### [Your instructions]
Filter the records below and copy every line containing the word "признаков".
■ ■ ■ ■
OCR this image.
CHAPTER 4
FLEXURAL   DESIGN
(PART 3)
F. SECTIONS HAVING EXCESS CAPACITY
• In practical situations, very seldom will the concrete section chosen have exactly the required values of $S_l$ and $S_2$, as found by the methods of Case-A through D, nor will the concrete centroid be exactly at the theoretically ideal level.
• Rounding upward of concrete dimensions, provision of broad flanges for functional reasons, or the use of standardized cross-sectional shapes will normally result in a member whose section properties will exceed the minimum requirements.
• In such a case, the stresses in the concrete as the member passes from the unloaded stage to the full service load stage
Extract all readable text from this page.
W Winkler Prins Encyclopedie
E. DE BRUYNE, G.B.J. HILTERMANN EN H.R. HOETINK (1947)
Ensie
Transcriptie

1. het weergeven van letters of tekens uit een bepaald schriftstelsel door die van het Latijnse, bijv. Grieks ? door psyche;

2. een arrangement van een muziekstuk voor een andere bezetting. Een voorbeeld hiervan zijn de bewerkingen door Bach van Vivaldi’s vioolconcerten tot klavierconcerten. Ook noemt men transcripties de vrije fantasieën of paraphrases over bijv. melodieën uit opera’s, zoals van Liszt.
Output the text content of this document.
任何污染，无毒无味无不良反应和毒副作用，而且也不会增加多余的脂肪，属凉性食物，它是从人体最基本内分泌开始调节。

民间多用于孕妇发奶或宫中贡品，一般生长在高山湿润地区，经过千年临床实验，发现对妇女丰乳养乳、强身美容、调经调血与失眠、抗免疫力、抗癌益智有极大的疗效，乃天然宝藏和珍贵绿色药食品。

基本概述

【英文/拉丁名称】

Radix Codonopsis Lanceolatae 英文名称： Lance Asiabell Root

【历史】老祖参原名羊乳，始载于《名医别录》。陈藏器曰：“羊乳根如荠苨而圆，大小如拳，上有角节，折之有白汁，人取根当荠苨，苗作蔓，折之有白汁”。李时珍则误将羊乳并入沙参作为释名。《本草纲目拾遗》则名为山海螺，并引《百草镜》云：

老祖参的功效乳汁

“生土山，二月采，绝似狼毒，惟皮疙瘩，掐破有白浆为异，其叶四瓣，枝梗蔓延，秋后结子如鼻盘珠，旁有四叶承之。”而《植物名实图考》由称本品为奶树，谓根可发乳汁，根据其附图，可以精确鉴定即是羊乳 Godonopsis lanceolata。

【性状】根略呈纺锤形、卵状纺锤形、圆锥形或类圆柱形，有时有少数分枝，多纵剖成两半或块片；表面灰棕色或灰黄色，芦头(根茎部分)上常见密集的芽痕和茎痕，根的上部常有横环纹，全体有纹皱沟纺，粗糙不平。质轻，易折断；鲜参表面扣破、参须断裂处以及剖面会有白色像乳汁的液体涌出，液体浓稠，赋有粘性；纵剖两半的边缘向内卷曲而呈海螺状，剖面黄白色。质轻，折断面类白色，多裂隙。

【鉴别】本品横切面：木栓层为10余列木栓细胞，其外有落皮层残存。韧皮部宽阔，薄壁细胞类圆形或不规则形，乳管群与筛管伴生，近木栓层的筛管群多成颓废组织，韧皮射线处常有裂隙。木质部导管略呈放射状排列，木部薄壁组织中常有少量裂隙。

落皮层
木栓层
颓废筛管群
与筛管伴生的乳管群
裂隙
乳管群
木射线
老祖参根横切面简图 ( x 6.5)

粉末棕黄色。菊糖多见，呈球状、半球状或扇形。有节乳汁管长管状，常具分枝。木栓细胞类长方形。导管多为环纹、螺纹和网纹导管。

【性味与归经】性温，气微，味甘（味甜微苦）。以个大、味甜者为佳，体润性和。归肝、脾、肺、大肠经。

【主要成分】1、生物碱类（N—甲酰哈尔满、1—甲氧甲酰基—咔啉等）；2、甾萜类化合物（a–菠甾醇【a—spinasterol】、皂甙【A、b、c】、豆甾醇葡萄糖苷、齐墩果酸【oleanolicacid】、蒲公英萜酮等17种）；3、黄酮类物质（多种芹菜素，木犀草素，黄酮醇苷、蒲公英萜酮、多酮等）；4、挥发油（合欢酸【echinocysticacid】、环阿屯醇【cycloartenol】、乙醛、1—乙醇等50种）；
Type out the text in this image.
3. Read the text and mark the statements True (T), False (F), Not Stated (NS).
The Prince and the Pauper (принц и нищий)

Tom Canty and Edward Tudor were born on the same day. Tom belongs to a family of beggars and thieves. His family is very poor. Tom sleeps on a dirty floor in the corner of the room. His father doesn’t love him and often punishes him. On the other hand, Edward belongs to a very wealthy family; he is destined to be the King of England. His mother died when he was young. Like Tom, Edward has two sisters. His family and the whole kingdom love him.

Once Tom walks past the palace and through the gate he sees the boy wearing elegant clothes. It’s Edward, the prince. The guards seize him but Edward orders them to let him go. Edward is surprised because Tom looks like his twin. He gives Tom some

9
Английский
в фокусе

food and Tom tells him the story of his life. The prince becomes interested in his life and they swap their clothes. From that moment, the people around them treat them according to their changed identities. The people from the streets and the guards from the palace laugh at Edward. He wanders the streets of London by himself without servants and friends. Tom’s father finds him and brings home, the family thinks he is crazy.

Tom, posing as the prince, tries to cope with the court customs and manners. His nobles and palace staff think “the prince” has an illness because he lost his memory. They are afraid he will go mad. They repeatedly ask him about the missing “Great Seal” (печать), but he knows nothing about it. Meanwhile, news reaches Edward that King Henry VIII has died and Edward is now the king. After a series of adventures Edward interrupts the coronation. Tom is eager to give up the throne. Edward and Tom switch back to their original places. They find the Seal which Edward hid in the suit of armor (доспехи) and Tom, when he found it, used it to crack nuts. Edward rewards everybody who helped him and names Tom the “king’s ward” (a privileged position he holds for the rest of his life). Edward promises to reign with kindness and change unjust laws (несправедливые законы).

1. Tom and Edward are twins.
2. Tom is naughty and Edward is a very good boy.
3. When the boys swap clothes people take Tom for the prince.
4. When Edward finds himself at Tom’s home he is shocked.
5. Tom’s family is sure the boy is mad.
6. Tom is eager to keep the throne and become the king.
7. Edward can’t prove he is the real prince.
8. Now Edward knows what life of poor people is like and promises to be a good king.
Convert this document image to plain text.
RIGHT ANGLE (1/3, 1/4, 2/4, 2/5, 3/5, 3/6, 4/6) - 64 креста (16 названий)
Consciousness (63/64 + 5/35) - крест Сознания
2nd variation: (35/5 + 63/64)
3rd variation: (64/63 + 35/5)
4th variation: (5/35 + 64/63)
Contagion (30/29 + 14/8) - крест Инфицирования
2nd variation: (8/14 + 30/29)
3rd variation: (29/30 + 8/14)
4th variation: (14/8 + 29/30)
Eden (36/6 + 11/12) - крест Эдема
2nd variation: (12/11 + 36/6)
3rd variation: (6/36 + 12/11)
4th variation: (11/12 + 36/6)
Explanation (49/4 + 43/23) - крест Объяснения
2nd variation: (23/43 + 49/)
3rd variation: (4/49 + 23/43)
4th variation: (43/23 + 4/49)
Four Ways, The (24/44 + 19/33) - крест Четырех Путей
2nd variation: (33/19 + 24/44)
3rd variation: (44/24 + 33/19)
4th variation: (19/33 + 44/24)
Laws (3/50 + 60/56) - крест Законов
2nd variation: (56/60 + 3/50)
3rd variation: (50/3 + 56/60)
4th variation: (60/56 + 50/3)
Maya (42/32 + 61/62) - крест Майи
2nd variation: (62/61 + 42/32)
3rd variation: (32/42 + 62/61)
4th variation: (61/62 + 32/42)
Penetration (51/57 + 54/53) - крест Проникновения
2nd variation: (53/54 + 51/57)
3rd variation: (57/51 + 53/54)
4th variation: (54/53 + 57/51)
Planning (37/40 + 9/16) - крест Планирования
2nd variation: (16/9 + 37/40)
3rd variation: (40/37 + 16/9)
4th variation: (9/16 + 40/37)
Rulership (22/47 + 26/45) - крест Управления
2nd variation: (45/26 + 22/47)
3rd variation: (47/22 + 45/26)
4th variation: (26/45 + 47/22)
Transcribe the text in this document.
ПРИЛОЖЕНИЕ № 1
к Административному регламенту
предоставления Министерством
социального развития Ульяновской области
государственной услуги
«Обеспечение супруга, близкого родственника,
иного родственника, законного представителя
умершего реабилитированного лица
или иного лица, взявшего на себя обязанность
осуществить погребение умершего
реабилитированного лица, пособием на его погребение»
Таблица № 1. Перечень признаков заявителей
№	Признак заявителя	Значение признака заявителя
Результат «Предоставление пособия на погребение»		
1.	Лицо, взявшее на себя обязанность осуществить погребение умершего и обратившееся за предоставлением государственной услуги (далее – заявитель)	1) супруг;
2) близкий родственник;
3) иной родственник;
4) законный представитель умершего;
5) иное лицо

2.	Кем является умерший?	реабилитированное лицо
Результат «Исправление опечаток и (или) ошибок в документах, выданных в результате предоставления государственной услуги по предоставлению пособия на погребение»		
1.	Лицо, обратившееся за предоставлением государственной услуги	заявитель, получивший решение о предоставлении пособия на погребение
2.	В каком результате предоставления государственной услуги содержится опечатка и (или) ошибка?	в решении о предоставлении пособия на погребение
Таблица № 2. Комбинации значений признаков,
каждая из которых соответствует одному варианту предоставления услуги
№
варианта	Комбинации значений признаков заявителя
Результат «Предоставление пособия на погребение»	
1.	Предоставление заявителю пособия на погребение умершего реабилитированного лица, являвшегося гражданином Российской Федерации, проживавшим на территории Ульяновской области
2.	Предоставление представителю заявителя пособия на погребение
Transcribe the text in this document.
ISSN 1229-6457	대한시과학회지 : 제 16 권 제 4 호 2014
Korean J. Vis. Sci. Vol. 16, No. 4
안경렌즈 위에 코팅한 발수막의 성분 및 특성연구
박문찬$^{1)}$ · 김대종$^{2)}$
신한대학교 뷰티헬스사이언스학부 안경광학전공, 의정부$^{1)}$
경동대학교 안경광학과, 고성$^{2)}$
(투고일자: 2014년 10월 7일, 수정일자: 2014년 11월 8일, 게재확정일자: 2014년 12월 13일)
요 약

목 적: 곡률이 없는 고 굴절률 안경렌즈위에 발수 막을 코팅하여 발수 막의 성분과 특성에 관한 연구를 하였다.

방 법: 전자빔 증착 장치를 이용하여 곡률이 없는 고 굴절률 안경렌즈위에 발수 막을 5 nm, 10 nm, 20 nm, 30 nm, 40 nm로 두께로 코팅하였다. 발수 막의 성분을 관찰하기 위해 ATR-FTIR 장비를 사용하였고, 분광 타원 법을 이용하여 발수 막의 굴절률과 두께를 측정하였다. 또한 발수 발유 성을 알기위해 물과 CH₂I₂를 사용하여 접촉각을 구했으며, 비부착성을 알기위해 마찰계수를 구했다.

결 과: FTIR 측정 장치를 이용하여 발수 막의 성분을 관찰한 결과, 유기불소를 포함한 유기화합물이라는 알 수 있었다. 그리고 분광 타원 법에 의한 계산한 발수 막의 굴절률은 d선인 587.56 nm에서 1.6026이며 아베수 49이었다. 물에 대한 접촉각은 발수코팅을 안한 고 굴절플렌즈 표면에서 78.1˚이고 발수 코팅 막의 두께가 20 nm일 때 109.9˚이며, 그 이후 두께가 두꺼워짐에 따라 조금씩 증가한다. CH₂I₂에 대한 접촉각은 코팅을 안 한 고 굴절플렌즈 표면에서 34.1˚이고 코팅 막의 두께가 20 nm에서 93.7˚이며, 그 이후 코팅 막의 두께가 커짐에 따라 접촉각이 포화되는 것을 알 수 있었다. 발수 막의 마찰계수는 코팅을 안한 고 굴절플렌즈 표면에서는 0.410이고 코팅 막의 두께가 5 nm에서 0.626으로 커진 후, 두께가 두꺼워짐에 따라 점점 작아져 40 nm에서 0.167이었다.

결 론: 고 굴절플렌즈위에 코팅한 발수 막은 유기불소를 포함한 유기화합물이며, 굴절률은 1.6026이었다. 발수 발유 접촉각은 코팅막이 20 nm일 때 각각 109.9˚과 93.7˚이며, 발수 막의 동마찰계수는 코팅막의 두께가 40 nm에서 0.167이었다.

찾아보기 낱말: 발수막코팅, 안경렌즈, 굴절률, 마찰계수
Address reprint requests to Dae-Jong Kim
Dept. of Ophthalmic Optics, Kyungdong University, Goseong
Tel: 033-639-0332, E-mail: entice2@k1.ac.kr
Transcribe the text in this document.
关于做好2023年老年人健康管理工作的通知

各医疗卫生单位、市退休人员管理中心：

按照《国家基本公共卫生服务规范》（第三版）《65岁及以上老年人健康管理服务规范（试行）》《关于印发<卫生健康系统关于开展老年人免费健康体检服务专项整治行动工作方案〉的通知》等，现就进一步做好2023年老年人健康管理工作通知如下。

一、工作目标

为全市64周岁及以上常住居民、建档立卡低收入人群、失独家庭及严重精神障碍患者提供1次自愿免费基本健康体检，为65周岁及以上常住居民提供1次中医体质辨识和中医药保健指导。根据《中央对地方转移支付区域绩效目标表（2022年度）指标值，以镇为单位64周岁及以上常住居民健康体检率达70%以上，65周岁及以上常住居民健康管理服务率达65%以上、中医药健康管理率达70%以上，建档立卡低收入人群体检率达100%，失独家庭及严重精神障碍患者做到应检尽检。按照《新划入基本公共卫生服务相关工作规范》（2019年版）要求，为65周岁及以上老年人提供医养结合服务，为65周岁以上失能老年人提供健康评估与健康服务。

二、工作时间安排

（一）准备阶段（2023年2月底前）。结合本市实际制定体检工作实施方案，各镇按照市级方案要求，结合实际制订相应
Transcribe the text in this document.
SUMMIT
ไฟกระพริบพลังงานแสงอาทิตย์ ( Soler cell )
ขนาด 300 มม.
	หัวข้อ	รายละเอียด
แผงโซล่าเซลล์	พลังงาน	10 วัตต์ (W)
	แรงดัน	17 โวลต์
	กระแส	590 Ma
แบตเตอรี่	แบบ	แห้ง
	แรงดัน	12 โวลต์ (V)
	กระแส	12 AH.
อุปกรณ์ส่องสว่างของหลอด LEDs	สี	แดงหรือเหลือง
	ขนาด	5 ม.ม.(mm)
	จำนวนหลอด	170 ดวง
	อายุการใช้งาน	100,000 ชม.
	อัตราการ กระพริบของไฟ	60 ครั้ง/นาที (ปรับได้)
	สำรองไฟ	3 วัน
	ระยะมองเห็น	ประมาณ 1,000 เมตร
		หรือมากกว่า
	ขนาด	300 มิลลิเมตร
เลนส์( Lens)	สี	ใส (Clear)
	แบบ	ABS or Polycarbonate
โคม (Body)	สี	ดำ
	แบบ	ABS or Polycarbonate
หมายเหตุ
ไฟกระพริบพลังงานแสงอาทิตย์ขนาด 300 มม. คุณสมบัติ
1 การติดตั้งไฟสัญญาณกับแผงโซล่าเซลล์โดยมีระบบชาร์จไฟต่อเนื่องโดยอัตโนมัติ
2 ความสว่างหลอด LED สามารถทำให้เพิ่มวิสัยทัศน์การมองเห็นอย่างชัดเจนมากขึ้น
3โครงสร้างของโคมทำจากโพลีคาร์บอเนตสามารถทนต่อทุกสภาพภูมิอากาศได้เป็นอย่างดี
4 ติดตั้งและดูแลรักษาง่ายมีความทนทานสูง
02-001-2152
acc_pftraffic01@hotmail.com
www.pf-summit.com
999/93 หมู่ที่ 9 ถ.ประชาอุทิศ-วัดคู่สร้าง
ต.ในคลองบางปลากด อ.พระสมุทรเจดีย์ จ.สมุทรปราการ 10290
■ ■ ■ ■
### [Exercise answer]
Таблица № 1. Перечень признаков заявителей
Таблица № 2. Комбинации значений признаков,
варианта	Комбинации значений признаков заявителя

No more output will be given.